**WORK TO COMPLETE:** Leaving out all images, write out the records that follow exactly.

**DATA EXTRACT:**
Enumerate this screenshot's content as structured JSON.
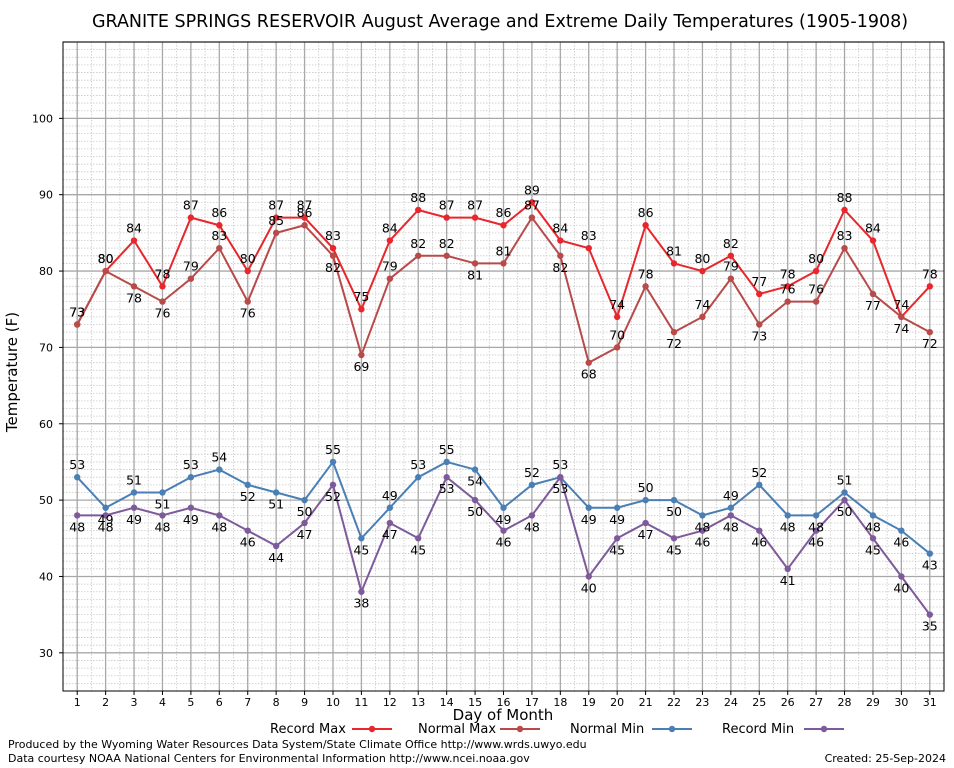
{
  "chart_data": {
    "type": "line",
    "title": "GRANITE SPRINGS RESERVOIR August Average and Extreme Daily Temperatures (1905-1908)",
    "xlabel": "Day of Month",
    "ylabel": "Temperature (F)",
    "x": [
      1,
      2,
      3,
      4,
      5,
      6,
      7,
      8,
      9,
      10,
      11,
      12,
      13,
      14,
      15,
      16,
      17,
      18,
      19,
      20,
      21,
      22,
      23,
      24,
      25,
      26,
      27,
      28,
      29,
      30,
      31
    ],
    "xlim": [
      0.5,
      31.5
    ],
    "ylim": [
      25,
      110
    ],
    "yticks": [
      30,
      40,
      50,
      60,
      70,
      80,
      90,
      100
    ],
    "grid": true,
    "legend": "bottom",
    "series": [
      {
        "name": "Record Max",
        "color": "#e8262b",
        "label_pos": "above",
        "values": [
          73,
          80,
          84,
          78,
          87,
          86,
          80,
          87,
          87,
          83,
          75,
          84,
          88,
          87,
          87,
          86,
          89,
          84,
          83,
          74,
          86,
          81,
          80,
          82,
          77,
          78,
          80,
          88,
          84,
          74,
          78
        ]
      },
      {
        "name": "Normal Max",
        "color": "#b84a4a",
        "label_pos": "mixed",
        "values": [
          73,
          80,
          78,
          76,
          79,
          83,
          76,
          85,
          86,
          82,
          69,
          79,
          82,
          82,
          81,
          81,
          87,
          82,
          68,
          70,
          78,
          72,
          74,
          79,
          73,
          76,
          76,
          83,
          77,
          74,
          72
        ]
      },
      {
        "name": "Normal Min",
        "color": "#4a7fb5",
        "label_pos": "mixed",
        "values": [
          53,
          49,
          51,
          51,
          53,
          54,
          52,
          51,
          50,
          55,
          45,
          49,
          53,
          55,
          54,
          49,
          52,
          53,
          49,
          49,
          50,
          50,
          48,
          49,
          52,
          48,
          48,
          51,
          48,
          46,
          43
        ]
      },
      {
        "name": "Record Min",
        "color": "#7e5a9b",
        "label_pos": "below",
        "values": [
          48,
          48,
          49,
          48,
          49,
          48,
          46,
          44,
          47,
          52,
          38,
          47,
          45,
          53,
          50,
          46,
          48,
          53,
          40,
          45,
          47,
          45,
          46,
          48,
          46,
          41,
          46,
          50,
          45,
          40,
          35
        ]
      }
    ]
  },
  "footer": {
    "credit_line1": "Produced by the Wyoming Water Resources Data System/State Climate Office http://www.wrds.uwyo.edu",
    "credit_line2": "Data courtesy NOAA National Centers for Environmental Information http://www.ncei.noaa.gov",
    "created": "Created:  25-Sep-2024"
  }
}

**COMPLETE ANSWER:**
Enumerate this screenshot's content as structured JSON.
{
  "chart_data": {
    "type": "line",
    "title": "GRANITE SPRINGS RESERVOIR August Average and Extreme Daily Temperatures (1905-1908)",
    "xlabel": "Day of Month",
    "ylabel": "Temperature (F)",
    "x": [
      1,
      2,
      3,
      4,
      5,
      6,
      7,
      8,
      9,
      10,
      11,
      12,
      13,
      14,
      15,
      16,
      17,
      18,
      19,
      20,
      21,
      22,
      23,
      24,
      25,
      26,
      27,
      28,
      29,
      30,
      31
    ],
    "xlim": [
      0.5,
      31.5
    ],
    "ylim": [
      25,
      110
    ],
    "yticks": [
      30,
      40,
      50,
      60,
      70,
      80,
      90,
      100
    ],
    "grid": true,
    "legend": "bottom",
    "series": [
      {
        "name": "Record Max",
        "color": "#e8262b",
        "label_pos": "above",
        "values": [
          73,
          80,
          84,
          78,
          87,
          86,
          80,
          87,
          87,
          83,
          75,
          84,
          88,
          87,
          87,
          86,
          89,
          84,
          83,
          74,
          86,
          81,
          80,
          82,
          77,
          78,
          80,
          88,
          84,
          74,
          78
        ]
      },
      {
        "name": "Normal Max",
        "color": "#b84a4a",
        "label_pos": "mixed",
        "values": [
          73,
          80,
          78,
          76,
          79,
          83,
          76,
          85,
          86,
          82,
          69,
          79,
          82,
          82,
          81,
          81,
          87,
          82,
          68,
          70,
          78,
          72,
          74,
          79,
          73,
          76,
          76,
          83,
          77,
          74,
          72
        ]
      },
      {
        "name": "Normal Min",
        "color": "#4a7fb5",
        "label_pos": "mixed",
        "values": [
          53,
          49,
          51,
          51,
          53,
          54,
          52,
          51,
          50,
          55,
          45,
          49,
          53,
          55,
          54,
          49,
          52,
          53,
          49,
          49,
          50,
          50,
          48,
          49,
          52,
          48,
          48,
          51,
          48,
          46,
          43
        ]
      },
      {
        "name": "Record Min",
        "color": "#7e5a9b",
        "label_pos": "below",
        "values": [
          48,
          48,
          49,
          48,
          49,
          48,
          46,
          44,
          47,
          52,
          38,
          47,
          45,
          53,
          50,
          46,
          48,
          53,
          40,
          45,
          47,
          45,
          46,
          48,
          46,
          41,
          46,
          50,
          45,
          40,
          35
        ]
      }
    ]
  },
  "footer": {
    "credit_line1": "Produced by the Wyoming Water Resources Data System/State Climate Office http://www.wrds.uwyo.edu",
    "credit_line2": "Data courtesy NOAA National Centers for Environmental Information http://www.ncei.noaa.gov",
    "created": "Created:  25-Sep-2024"
  }
}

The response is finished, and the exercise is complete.